[Data entries]
▬▬▬▬▬▬▬▬▬▬
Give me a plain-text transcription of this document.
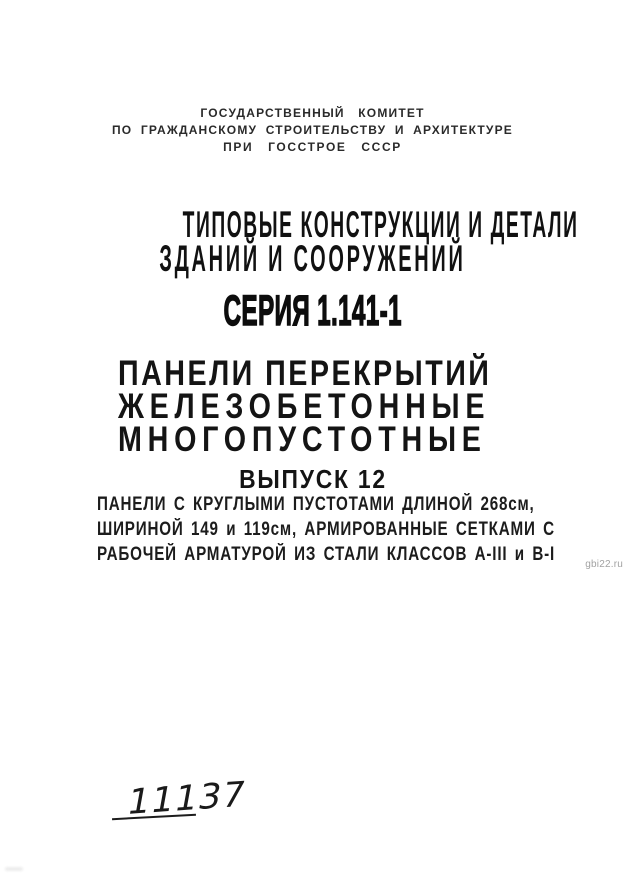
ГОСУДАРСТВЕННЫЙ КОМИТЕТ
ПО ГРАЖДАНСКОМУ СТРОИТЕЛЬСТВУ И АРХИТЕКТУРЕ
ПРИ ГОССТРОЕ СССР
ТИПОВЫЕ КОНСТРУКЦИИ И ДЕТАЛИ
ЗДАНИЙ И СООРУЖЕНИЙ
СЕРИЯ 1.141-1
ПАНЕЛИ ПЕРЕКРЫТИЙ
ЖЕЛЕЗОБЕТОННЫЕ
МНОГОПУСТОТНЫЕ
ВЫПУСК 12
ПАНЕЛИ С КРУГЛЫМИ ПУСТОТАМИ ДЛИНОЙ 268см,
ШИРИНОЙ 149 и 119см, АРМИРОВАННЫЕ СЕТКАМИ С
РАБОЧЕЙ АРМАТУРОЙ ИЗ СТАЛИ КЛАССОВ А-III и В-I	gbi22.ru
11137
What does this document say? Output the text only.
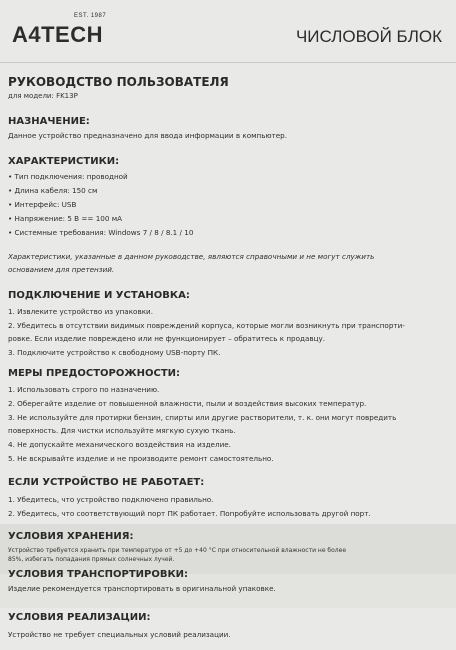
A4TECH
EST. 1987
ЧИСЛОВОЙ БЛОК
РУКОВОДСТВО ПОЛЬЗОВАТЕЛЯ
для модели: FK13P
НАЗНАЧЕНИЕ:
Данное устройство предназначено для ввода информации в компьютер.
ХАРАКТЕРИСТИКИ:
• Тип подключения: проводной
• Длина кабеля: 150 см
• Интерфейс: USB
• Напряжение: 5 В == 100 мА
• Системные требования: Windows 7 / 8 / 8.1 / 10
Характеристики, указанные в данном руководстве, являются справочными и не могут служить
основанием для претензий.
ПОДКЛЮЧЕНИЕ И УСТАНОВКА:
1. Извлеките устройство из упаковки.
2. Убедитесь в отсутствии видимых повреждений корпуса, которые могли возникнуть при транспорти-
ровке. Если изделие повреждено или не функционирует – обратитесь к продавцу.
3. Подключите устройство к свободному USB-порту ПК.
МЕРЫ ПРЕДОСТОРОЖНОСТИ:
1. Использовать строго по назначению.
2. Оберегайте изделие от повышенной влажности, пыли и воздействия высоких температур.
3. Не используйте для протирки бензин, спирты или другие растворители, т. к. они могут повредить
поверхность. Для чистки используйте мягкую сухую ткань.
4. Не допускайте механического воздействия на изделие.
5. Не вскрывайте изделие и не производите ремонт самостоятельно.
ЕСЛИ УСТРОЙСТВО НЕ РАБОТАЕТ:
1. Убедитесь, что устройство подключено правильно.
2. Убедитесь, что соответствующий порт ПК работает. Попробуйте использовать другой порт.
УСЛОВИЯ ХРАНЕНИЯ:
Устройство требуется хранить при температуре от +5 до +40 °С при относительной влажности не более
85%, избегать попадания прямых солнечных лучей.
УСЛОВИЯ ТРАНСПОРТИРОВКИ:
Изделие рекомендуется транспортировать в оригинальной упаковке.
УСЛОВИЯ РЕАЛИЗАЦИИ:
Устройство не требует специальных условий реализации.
▬▬▬▬▬▬▬▬▬▬
▶ **Exercise prompt**:
Make an exact copy of every entry above, minus the images.

▶ **Right answer**:
Give me a plain-text transcription of this document.
ГОСУДАРСТВЕННЫЙ КОМИТЕТ
ПО ГРАЖДАНСКОМУ СТРОИТЕЛЬСТВУ И АРХИТЕКТУРЕ
ПРИ ГОССТРОЕ СССР
ТИПОВЫЕ КОНСТРУКЦИИ И ДЕТАЛИ
ЗДАНИЙ И СООРУЖЕНИЙ
СЕРИЯ 1.141-1
ПАНЕЛИ ПЕРЕКРЫТИЙ
ЖЕЛЕЗОБЕТОННЫЕ
МНОГОПУСТОТНЫЕ
ВЫПУСК 12
ПАНЕЛИ С КРУГЛЫМИ ПУСТОТАМИ ДЛИНОЙ 268см,
ШИРИНОЙ 149 и 119см, АРМИРОВАННЫЕ СЕТКАМИ С
РАБОЧЕЙ АРМАТУРОЙ ИЗ СТАЛИ КЛАССОВ А-III и В-I	gbi22.ru
11137
What does this document say? Output the text only.
A4TECH
EST. 1987
ЧИСЛОВОЙ БЛОК
РУКОВОДСТВО ПОЛЬЗОВАТЕЛЯ
для модели: FK13P
НАЗНАЧЕНИЕ:
Данное устройство предназначено для ввода информации в компьютер.
ХАРАКТЕРИСТИКИ:
• Тип подключения: проводной
• Длина кабеля: 150 см
• Интерфейс: USB
• Напряжение: 5 В == 100 мА
• Системные требования: Windows 7 / 8 / 8.1 / 10
Характеристики, указанные в данном руководстве, являются справочными и не могут служить
основанием для претензий.
ПОДКЛЮЧЕНИЕ И УСТАНОВКА:
1. Извлеките устройство из упаковки.
2. Убедитесь в отсутствии видимых повреждений корпуса, которые могли возникнуть при транспорти-
ровке. Если изделие повреждено или не функционирует – обратитесь к продавцу.
3. Подключите устройство к свободному USB-порту ПК.
МЕРЫ ПРЕДОСТОРОЖНОСТИ:
1. Использовать строго по назначению.
2. Оберегайте изделие от повышенной влажности, пыли и воздействия высоких температур.
3. Не используйте для протирки бензин, спирты или другие растворители, т. к. они могут повредить
поверхность. Для чистки используйте мягкую сухую ткань.
4. Не допускайте механического воздействия на изделие.
5. Не вскрывайте изделие и не производите ремонт самостоятельно.
ЕСЛИ УСТРОЙСТВО НЕ РАБОТАЕТ:
1. Убедитесь, что устройство подключено правильно.
2. Убедитесь, что соответствующий порт ПК работает. Попробуйте использовать другой порт.
УСЛОВИЯ ХРАНЕНИЯ:
Устройство требуется хранить при температуре от +5 до +40 °С при относительной влажности не более
85%, избегать попадания прямых солнечных лучей.
УСЛОВИЯ ТРАНСПОРТИРОВКИ:
Изделие рекомендуется транспортировать в оригинальной упаковке.
УСЛОВИЯ РЕАЛИЗАЦИИ:
Устройство не требует специальных условий реализации.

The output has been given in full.